WHAT TO WORK ON:
Sort through the data and copy the lines holding the word "aucun".

GIVEN DATA:
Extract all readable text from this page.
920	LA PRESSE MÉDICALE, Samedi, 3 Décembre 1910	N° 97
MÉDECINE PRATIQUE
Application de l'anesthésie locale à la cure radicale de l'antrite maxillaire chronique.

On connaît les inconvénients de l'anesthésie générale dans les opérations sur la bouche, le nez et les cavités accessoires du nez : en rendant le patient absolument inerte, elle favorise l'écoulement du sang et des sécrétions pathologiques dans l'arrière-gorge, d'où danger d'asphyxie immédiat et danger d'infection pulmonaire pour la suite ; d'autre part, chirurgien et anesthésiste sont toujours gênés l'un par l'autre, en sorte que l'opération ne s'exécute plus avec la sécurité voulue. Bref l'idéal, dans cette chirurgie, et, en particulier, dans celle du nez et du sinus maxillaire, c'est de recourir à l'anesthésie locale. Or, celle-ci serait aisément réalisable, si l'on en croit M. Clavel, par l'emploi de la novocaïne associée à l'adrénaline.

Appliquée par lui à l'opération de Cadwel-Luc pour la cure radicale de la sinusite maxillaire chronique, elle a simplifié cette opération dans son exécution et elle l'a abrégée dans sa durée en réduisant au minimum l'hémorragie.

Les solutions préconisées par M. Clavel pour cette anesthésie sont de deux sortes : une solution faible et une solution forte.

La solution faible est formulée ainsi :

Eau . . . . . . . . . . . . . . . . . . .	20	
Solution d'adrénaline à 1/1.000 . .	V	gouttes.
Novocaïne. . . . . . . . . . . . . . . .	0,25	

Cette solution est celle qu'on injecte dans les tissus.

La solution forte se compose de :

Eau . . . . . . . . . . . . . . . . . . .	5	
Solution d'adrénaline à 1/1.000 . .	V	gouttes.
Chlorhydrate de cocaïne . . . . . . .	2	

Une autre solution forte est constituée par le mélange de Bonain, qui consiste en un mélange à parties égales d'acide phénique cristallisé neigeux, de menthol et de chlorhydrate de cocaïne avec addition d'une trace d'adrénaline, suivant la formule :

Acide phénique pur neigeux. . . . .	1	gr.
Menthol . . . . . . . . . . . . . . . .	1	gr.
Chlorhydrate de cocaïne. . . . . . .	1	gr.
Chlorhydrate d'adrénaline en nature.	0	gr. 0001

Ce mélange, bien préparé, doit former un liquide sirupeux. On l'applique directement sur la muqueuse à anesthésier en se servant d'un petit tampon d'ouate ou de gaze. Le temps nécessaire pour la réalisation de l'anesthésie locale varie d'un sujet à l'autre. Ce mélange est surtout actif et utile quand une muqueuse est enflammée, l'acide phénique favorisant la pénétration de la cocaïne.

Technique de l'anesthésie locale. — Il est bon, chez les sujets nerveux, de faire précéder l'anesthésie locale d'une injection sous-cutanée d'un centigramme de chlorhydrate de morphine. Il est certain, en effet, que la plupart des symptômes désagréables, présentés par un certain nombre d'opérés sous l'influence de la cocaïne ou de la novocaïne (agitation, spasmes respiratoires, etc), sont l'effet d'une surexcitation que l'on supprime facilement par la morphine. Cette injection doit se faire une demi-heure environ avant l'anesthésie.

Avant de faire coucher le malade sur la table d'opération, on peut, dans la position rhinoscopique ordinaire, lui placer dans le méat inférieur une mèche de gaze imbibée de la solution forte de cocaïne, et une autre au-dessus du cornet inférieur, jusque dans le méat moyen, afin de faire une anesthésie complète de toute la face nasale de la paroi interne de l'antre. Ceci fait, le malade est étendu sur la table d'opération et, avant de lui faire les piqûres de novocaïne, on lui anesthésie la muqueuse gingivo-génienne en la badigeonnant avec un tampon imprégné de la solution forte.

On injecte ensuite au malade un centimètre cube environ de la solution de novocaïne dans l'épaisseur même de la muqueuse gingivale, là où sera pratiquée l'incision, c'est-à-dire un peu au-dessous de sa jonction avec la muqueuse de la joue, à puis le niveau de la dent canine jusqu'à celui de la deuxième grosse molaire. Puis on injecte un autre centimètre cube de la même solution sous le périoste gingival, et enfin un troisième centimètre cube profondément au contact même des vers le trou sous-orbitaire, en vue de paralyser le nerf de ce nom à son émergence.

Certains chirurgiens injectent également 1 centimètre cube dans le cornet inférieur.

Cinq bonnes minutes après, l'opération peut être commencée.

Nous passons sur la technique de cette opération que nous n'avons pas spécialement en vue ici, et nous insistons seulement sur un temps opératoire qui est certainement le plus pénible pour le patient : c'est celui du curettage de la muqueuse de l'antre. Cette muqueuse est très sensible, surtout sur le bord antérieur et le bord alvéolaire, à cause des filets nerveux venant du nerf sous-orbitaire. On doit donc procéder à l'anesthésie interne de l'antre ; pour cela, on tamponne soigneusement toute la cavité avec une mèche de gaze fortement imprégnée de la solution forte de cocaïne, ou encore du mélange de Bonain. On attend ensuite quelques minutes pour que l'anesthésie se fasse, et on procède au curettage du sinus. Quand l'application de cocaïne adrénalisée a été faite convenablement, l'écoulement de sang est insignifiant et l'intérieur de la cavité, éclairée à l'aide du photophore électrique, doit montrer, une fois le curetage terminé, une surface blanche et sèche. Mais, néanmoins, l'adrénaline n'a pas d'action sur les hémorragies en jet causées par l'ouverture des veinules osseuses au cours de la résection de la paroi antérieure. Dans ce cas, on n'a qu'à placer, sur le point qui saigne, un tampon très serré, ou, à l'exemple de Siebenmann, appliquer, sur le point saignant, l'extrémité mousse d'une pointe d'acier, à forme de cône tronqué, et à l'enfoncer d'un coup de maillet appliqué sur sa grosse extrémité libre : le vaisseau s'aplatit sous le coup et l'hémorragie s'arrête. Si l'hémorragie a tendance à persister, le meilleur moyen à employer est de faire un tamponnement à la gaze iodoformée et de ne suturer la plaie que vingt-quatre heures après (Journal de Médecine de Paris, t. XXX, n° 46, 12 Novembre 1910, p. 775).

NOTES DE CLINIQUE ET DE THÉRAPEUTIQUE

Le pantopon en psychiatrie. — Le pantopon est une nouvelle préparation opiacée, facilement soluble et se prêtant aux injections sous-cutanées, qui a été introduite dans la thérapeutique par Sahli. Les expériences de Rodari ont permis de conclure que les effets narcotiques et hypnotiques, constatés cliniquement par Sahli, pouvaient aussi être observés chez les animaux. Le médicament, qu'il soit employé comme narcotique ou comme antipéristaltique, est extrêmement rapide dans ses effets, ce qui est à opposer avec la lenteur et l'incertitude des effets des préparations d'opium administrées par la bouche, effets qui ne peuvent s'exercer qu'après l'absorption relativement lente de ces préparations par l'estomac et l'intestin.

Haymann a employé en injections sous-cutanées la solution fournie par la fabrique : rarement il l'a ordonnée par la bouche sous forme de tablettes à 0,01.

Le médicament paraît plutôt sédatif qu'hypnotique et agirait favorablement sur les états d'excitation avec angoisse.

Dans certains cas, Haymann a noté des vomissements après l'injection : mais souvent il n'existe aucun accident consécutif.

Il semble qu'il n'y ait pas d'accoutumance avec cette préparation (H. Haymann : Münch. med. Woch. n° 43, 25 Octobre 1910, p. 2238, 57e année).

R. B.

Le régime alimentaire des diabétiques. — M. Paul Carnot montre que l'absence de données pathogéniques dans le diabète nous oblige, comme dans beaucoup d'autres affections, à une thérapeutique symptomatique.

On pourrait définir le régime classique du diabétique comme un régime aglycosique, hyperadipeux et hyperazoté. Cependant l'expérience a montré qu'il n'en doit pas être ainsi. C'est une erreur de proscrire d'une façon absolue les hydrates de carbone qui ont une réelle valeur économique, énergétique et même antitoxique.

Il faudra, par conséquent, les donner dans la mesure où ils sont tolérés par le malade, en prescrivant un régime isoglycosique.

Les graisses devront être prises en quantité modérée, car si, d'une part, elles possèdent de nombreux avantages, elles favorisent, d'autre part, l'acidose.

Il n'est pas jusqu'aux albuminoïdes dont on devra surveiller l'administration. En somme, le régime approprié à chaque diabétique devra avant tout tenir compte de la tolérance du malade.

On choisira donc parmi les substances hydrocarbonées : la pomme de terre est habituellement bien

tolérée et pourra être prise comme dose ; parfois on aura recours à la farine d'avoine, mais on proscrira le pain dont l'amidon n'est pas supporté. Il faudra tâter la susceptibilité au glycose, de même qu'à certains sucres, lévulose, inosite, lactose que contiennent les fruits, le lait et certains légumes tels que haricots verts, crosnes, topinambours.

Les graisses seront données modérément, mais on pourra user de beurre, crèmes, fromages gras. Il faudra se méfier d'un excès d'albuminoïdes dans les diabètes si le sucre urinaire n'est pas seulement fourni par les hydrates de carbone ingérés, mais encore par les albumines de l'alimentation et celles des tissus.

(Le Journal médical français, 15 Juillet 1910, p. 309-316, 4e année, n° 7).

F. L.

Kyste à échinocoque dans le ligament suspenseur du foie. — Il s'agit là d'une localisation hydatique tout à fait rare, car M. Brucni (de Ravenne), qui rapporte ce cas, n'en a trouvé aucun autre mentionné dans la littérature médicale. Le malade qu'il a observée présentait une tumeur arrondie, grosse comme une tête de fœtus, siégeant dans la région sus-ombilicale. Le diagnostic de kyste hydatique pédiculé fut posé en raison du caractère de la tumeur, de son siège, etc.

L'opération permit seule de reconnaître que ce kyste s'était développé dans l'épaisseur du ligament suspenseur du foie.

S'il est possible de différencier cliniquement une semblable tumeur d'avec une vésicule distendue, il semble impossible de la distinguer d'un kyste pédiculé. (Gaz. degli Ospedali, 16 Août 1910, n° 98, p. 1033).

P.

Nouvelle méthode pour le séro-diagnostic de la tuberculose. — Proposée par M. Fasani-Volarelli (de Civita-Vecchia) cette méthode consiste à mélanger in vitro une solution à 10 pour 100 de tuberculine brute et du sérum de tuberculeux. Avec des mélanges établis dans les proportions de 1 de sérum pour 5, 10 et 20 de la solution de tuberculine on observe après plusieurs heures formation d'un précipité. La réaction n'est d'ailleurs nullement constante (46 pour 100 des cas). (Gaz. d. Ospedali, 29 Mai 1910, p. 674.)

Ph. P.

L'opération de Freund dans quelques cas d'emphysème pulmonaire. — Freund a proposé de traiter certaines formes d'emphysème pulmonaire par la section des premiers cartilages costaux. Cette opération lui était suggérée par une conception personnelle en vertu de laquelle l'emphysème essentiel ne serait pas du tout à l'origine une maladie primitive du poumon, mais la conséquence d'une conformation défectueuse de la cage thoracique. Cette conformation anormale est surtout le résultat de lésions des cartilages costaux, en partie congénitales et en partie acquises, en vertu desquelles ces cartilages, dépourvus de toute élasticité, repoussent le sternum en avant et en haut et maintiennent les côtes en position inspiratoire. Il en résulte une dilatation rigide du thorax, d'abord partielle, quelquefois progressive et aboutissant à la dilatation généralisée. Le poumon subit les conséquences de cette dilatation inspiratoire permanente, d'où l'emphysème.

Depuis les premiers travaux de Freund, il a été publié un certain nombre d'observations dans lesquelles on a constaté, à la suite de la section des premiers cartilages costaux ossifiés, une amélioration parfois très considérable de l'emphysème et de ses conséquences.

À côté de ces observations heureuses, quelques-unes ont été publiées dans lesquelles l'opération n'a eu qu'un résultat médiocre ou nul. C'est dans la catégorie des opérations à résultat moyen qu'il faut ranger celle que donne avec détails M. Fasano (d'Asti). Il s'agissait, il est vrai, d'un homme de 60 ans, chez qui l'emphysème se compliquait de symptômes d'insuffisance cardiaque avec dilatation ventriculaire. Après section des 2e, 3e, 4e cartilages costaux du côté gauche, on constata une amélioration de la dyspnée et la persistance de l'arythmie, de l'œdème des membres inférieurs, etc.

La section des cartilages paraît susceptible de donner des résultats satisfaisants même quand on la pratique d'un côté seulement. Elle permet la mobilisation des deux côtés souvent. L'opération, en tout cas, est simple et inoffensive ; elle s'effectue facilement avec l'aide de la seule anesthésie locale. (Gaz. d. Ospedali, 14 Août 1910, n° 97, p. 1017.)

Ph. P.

ANSWER TO THIS EXERCISE:
Dans certains cas, Haymann a noté des vomissements après l'injection : mais souvent il n'existe aucun accident consécutif.
Kyste à échinocoque dans le ligament suspenseur du foie. — Il s'agit là d'une localisation hydatique tout à fait rare, car M. Brucni (de Ravenne), qui rapporte ce cas, n'en a trouvé aucun autre mentionné dans la littérature médicale. Le malade qu'il a observée présentait une tumeur arrondie, grosse comme une tête de fœtus, siégeant dans la région sus-ombilicale. Le diagnostic de kyste hydatique pédiculé fut posé en raison du caractère de la tumeur, de son siège, etc.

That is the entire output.